▶
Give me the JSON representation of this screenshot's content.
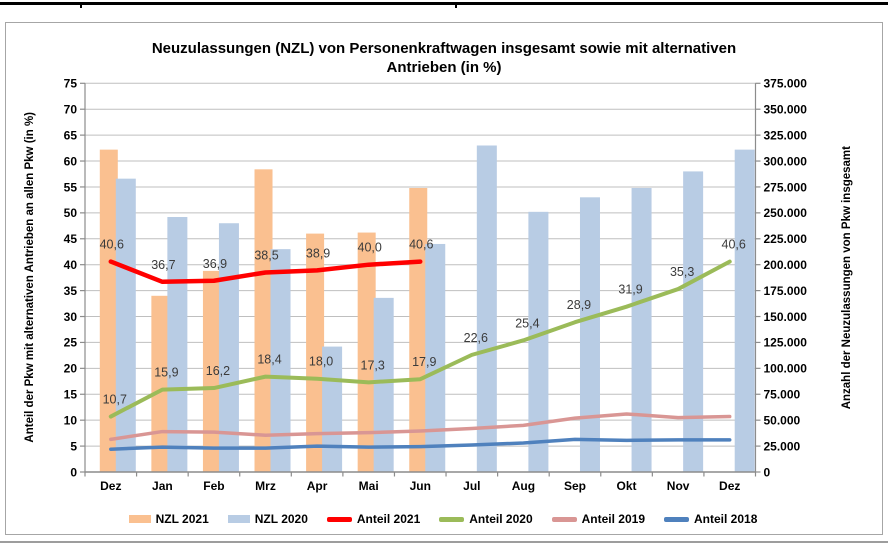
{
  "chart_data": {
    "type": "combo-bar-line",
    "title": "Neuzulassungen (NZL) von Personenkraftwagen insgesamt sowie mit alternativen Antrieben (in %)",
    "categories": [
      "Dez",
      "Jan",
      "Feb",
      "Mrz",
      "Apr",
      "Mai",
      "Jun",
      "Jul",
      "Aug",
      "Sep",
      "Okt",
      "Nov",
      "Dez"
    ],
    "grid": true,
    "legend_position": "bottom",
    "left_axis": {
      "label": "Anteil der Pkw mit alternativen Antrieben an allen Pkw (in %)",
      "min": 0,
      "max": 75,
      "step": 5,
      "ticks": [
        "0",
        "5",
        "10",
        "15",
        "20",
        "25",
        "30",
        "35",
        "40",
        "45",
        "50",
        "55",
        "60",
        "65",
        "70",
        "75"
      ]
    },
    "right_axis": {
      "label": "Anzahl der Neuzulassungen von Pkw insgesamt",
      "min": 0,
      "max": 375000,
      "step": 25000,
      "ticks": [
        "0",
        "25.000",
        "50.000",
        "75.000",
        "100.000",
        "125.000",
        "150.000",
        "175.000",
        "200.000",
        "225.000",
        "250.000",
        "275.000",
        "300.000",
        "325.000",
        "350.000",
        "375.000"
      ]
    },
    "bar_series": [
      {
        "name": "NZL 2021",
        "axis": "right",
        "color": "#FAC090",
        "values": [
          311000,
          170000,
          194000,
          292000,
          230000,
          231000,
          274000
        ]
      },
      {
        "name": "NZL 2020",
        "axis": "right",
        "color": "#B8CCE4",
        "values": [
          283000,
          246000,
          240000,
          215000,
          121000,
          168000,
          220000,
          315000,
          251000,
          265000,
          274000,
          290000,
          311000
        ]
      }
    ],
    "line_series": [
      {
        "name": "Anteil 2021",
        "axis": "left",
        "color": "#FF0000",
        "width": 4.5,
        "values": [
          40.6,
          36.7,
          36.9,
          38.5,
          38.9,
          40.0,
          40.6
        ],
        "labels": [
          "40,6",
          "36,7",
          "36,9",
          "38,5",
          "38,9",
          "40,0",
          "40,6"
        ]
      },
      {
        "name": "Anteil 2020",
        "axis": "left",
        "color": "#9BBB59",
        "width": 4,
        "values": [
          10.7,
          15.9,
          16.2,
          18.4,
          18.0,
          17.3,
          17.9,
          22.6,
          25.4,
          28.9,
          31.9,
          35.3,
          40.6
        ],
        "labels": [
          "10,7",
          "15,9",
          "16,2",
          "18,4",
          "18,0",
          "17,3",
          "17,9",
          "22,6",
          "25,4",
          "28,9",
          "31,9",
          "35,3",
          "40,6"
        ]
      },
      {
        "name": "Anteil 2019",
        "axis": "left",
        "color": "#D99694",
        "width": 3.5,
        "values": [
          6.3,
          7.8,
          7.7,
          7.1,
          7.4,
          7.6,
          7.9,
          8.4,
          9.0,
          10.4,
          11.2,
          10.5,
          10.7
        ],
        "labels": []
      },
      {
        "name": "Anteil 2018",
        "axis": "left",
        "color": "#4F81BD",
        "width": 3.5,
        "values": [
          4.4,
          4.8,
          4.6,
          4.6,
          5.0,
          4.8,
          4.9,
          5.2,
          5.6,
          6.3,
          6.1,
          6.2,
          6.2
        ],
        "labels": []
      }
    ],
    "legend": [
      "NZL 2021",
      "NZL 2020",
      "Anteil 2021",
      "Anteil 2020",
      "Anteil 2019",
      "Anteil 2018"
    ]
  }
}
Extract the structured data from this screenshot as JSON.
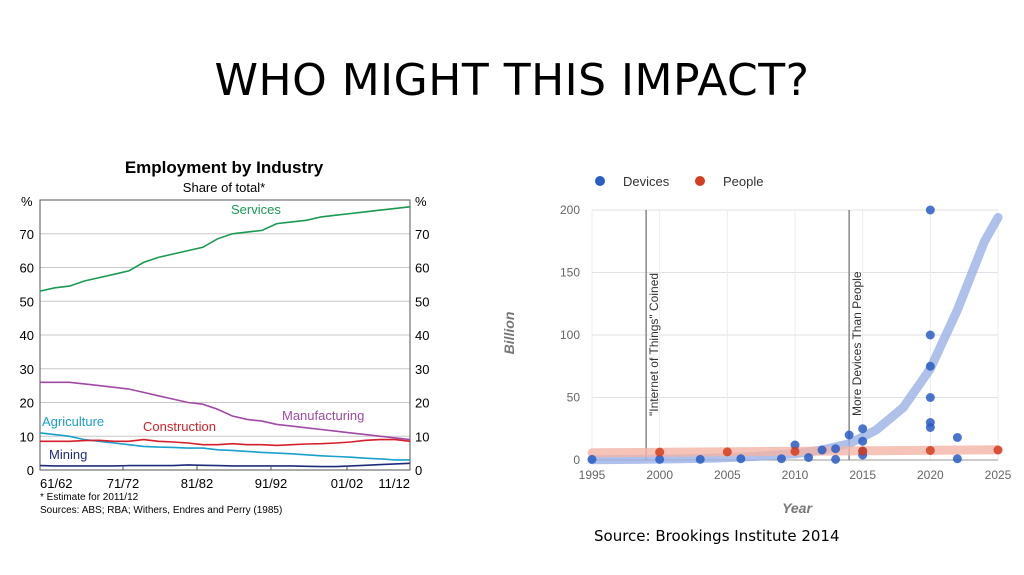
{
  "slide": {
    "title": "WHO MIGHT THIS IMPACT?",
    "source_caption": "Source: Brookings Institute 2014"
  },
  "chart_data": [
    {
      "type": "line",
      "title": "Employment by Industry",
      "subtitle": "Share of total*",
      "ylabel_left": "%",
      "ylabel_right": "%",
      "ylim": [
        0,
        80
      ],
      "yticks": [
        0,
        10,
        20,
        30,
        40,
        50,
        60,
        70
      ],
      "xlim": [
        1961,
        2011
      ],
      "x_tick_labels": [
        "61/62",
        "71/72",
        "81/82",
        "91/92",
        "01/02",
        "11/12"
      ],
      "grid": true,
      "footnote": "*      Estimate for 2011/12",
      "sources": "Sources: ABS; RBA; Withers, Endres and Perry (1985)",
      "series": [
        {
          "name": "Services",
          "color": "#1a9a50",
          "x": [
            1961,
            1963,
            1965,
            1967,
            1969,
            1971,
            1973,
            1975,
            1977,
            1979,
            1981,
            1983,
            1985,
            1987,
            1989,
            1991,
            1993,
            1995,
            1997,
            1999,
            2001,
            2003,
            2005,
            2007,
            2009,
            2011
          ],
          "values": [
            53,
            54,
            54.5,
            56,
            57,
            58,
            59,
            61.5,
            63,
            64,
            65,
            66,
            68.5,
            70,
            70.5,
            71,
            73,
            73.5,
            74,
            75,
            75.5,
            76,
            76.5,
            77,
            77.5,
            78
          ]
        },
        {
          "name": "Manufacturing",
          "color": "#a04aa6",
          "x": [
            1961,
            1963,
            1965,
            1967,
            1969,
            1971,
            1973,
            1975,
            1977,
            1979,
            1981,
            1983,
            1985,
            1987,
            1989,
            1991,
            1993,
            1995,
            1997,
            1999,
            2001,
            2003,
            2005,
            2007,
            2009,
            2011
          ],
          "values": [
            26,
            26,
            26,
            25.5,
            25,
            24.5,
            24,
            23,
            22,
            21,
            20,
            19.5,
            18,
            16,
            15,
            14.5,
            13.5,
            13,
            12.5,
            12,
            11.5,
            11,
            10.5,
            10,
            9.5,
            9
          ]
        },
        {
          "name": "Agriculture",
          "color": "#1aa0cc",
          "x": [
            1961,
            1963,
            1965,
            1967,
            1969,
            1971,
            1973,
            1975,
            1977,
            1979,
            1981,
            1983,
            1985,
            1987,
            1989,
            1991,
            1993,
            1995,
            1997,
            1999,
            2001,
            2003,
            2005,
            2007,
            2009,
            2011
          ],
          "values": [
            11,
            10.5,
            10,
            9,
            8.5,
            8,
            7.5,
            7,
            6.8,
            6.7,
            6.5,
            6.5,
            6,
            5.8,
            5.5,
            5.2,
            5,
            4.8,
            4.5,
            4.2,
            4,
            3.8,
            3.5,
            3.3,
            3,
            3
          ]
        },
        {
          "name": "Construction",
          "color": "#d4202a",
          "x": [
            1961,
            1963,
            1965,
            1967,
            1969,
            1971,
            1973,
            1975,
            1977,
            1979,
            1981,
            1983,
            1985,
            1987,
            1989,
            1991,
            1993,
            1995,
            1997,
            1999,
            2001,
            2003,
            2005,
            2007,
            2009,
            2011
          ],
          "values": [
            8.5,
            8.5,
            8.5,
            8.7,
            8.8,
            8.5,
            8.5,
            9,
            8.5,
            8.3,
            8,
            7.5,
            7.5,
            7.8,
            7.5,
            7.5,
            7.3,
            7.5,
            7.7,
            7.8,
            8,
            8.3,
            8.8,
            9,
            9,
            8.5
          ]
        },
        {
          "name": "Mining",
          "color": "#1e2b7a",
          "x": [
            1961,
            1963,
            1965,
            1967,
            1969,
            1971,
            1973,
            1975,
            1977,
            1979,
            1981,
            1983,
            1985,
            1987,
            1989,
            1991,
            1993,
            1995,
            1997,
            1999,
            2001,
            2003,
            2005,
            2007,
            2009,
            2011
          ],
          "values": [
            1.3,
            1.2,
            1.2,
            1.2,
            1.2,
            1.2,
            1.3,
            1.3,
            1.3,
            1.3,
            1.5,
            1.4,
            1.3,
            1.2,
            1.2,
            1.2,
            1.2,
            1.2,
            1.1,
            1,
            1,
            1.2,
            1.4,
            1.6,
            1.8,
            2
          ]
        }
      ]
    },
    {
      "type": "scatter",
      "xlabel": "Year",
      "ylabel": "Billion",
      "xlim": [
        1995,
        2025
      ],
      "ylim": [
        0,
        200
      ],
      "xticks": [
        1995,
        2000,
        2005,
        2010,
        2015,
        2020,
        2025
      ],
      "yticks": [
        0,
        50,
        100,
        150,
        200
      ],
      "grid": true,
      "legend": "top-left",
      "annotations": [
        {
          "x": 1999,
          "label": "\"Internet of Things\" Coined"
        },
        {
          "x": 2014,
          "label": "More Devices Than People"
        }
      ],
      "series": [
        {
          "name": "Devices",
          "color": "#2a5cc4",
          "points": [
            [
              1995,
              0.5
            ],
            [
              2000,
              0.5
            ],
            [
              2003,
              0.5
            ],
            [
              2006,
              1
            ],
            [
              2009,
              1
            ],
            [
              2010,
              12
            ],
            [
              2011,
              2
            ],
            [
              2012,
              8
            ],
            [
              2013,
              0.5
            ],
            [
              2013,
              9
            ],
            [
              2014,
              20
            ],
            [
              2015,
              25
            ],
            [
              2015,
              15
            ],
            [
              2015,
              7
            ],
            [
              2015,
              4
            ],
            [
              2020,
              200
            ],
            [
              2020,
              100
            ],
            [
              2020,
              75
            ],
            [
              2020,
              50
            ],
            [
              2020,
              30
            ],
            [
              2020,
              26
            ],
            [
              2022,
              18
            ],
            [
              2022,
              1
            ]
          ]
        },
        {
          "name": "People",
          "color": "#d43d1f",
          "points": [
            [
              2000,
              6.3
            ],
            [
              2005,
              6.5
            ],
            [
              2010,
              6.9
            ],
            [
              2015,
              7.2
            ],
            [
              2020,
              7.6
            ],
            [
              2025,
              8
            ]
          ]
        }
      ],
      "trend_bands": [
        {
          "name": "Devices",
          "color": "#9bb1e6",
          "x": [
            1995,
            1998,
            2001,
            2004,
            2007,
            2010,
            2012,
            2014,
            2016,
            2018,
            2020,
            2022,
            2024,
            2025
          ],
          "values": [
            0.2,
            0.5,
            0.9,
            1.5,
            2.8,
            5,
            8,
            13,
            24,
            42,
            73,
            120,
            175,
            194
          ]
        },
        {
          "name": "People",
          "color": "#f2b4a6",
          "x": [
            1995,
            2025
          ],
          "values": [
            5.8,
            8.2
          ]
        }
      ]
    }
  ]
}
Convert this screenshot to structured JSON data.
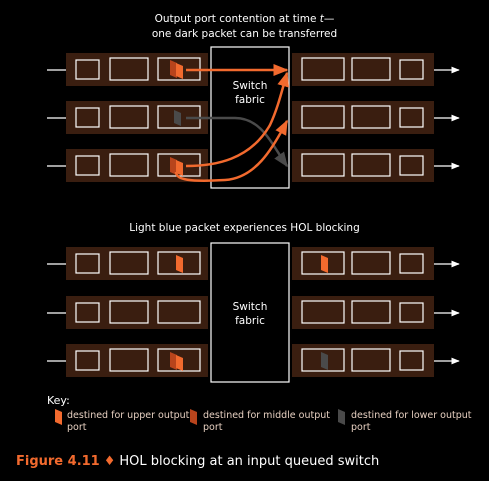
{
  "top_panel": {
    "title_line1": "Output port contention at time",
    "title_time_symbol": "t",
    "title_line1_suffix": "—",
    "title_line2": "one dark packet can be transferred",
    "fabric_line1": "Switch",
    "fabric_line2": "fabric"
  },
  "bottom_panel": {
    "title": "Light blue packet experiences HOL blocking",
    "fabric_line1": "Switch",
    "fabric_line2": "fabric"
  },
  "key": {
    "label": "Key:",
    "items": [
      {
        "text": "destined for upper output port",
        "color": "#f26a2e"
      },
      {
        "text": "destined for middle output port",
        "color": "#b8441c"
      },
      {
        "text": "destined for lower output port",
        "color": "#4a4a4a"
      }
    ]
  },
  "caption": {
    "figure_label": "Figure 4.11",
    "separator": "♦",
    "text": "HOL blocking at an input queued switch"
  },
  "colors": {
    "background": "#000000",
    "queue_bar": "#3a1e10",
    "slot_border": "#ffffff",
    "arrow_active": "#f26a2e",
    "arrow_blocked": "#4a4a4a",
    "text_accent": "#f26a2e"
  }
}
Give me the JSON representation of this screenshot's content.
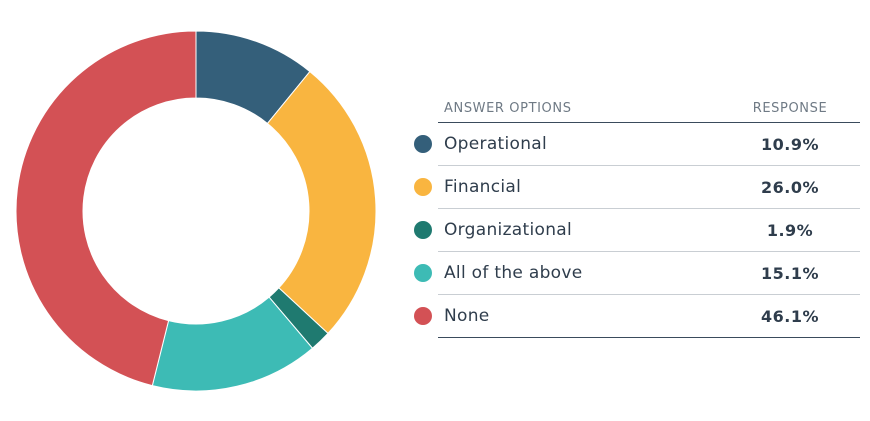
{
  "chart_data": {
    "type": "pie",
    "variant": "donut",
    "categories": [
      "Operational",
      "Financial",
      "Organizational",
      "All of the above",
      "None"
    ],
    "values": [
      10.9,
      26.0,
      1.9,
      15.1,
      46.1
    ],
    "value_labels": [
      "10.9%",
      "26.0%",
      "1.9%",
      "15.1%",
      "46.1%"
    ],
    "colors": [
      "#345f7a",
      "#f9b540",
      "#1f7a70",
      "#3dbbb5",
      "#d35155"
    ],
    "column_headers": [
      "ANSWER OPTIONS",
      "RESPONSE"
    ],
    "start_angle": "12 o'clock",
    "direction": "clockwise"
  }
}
◀
What you should do – Scan the listing above. Collect all lines with the word "screenshot".

Output below –
Give me the JSON representation of this screenshot's content.
Extract the structured data from this screenshot as JSON.
Convert this screenshot to structured JSON data.
Give me the JSON representation of this screenshot's content.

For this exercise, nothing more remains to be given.